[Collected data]
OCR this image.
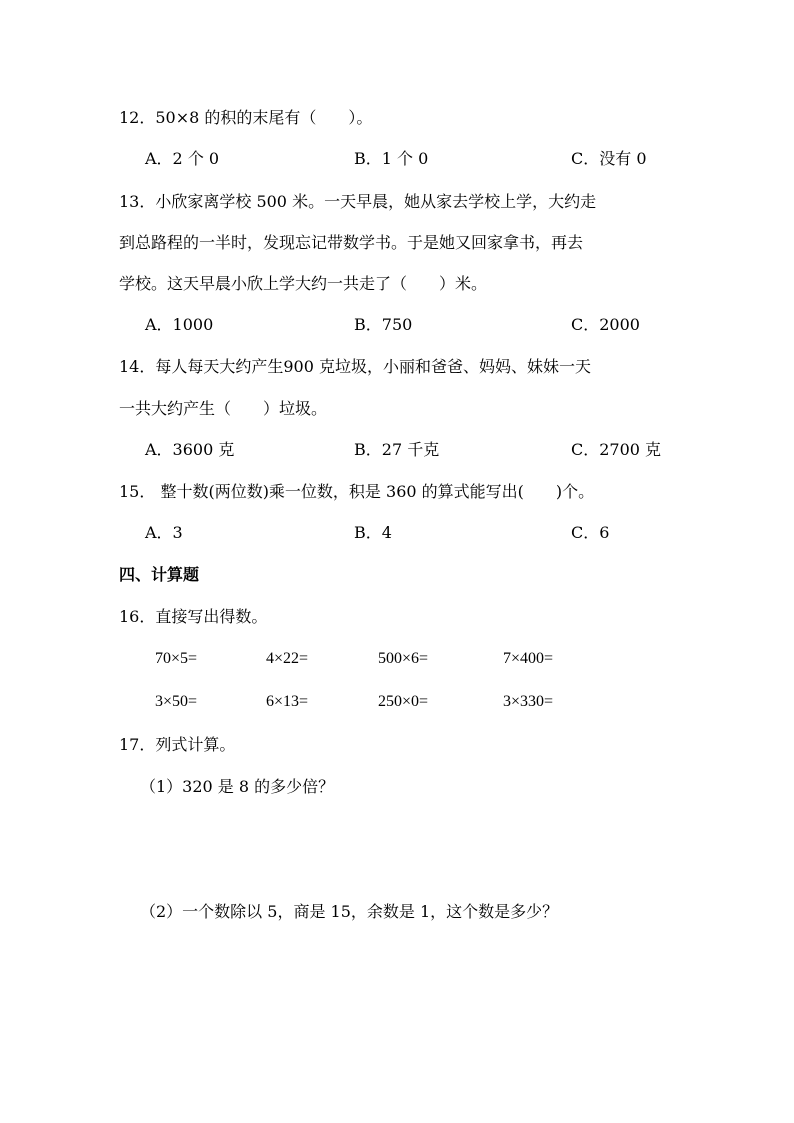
12．50×8 的积的末尾有（　　）。
A．2 个 0	B．1 个 0	C．没有 0
13．小欣家离学校 500 米。一天早晨，她从家去学校上学，大约走
到总路程的一半时，发现忘记带数学书。于是她又回家拿书，再去
学校。这天早晨小欣上学大约一共走了（　　）米。
A．1000	B．750	C．2000
14．每人每天大约产生900 克垃圾，小丽和爸爸、妈妈、妹妹一天
一共大约产生（　　）垃圾。
A．3600 克	B．27 千克	C．2700 克
15． 整十数(两位数)乘一位数，积是 360 的算式能写出(　　)个。
A．3	B．4	C．6
四、计算题
16．直接写出得数。
70×5=	4×22=	500×6=	7×400=
3×50=	6×13=	250×0=	3×330=
17．列式计算。
（1）320 是 8 的多少倍？
（2）一个数除以 5，商是 15，余数是 1，这个数是多少？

> [AIM]: Leave out the pictures, and give all the records again exactly.

> [PROBLEM SOLUTION]:
OCR this image.
12．50×8 的积的末尾有（　　）。
A．2 个 0	B．1 个 0	C．没有 0
13．小欣家离学校 500 米。一天早晨，她从家去学校上学，大约走
到总路程的一半时，发现忘记带数学书。于是她又回家拿书，再去
学校。这天早晨小欣上学大约一共走了（　　）米。
A．1000	B．750	C．2000
14．每人每天大约产生900 克垃圾，小丽和爸爸、妈妈、妹妹一天
一共大约产生（　　）垃圾。
A．3600 克	B．27 千克	C．2700 克
15． 整十数(两位数)乘一位数，积是 360 的算式能写出(　　)个。
A．3	B．4	C．6
四、计算题
16．直接写出得数。
70×5=	4×22=	500×6=	7×400=
3×50=	6×13=	250×0=	3×330=
17．列式计算。
（1）320 是 8 的多少倍？
（2）一个数除以 5，商是 15，余数是 1，这个数是多少？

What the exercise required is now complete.